§ RECORD LIST
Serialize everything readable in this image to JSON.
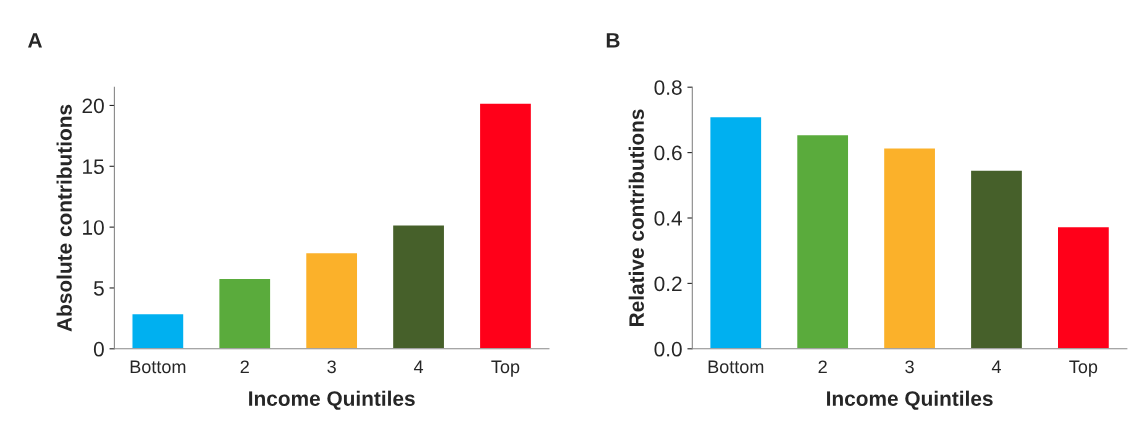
{
  "chart_data": [
    {
      "type": "bar",
      "title": "A",
      "xlabel": "Income Quintiles",
      "ylabel": "Absolute contributions",
      "categories": [
        "Bottom",
        "2",
        "3",
        "4",
        "Top"
      ],
      "values": [
        2.9,
        5.8,
        7.9,
        10.2,
        20.2
      ],
      "colors": [
        "#00b0f0",
        "#5aab3c",
        "#fbb12a",
        "#46602a",
        "#ff0019"
      ],
      "ylim": [
        0,
        21.5
      ],
      "yticks": [
        0,
        5,
        10,
        15,
        20
      ],
      "grid": false,
      "legend": false
    },
    {
      "type": "bar",
      "title": "B",
      "xlabel": "Income Quintiles",
      "ylabel": "Relative contributions",
      "categories": [
        "Bottom",
        "2",
        "3",
        "4",
        "Top"
      ],
      "values": [
        0.71,
        0.655,
        0.615,
        0.547,
        0.374
      ],
      "colors": [
        "#00b0f0",
        "#5aab3c",
        "#fbb12a",
        "#46602a",
        "#ff0019"
      ],
      "ylim": [
        0,
        0.8
      ],
      "yticks": [
        {
          "value": 0,
          "label": "0.0"
        },
        0.2,
        0.4,
        0.6,
        0.8
      ],
      "grid": false,
      "legend": false
    }
  ]
}
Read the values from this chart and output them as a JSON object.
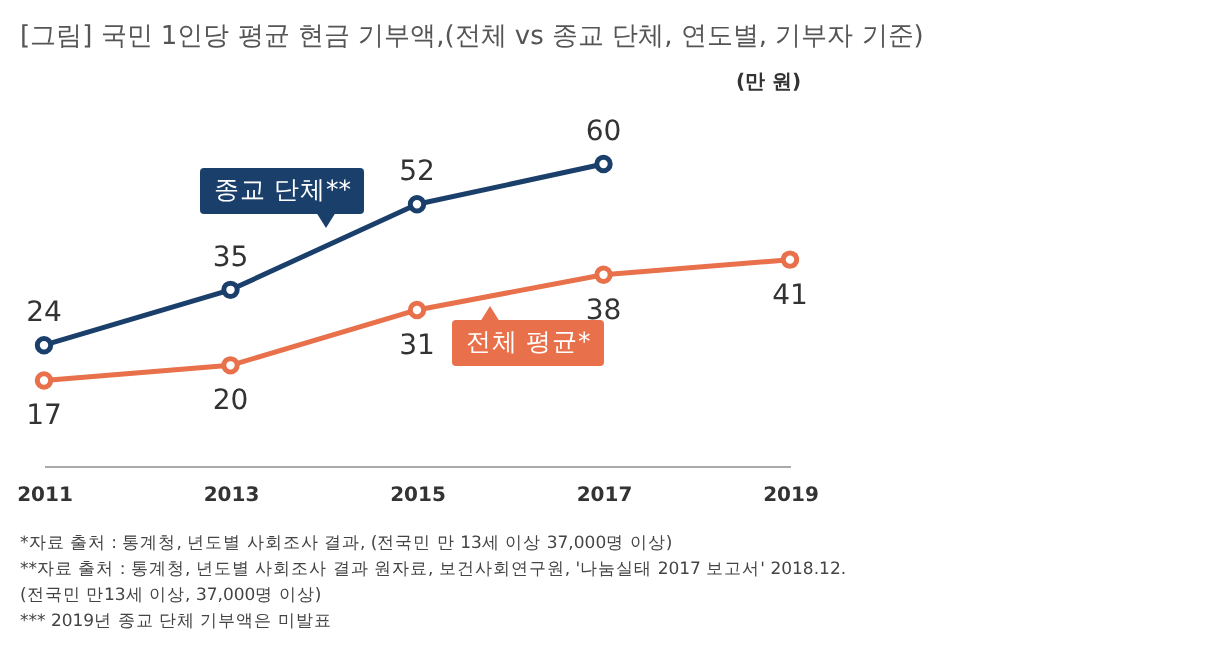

§ WORK TO COMPLETE
Reproduce each line exactly, please, except for any pictures.

§ ANSWER TO THE EXERCISE
Serialize everything readable in this image to JSON.
{
  "chart_data": [
    {
      "type": "bar",
      "title": "A",
      "xlabel": "Income Quintiles",
      "ylabel": "Absolute contributions",
      "categories": [
        "Bottom",
        "2",
        "3",
        "4",
        "Top"
      ],
      "values": [
        2.9,
        5.8,
        7.9,
        10.2,
        20.2
      ],
      "colors": [
        "#00b0f0",
        "#5aab3c",
        "#fbb12a",
        "#46602a",
        "#ff0019"
      ],
      "ylim": [
        0,
        21.5
      ],
      "yticks": [
        0,
        5,
        10,
        15,
        20
      ],
      "grid": false,
      "legend": false
    },
    {
      "type": "bar",
      "title": "B",
      "xlabel": "Income Quintiles",
      "ylabel": "Relative contributions",
      "categories": [
        "Bottom",
        "2",
        "3",
        "4",
        "Top"
      ],
      "values": [
        0.71,
        0.655,
        0.615,
        0.547,
        0.374
      ],
      "colors": [
        "#00b0f0",
        "#5aab3c",
        "#fbb12a",
        "#46602a",
        "#ff0019"
      ],
      "ylim": [
        0,
        0.8
      ],
      "yticks": [
        {
          "value": 0,
          "label": "0.0"
        },
        0.2,
        0.4,
        0.6,
        0.8
      ],
      "grid": false,
      "legend": false
    }
  ]
}
Read the values from this chart and output them as a JSON object.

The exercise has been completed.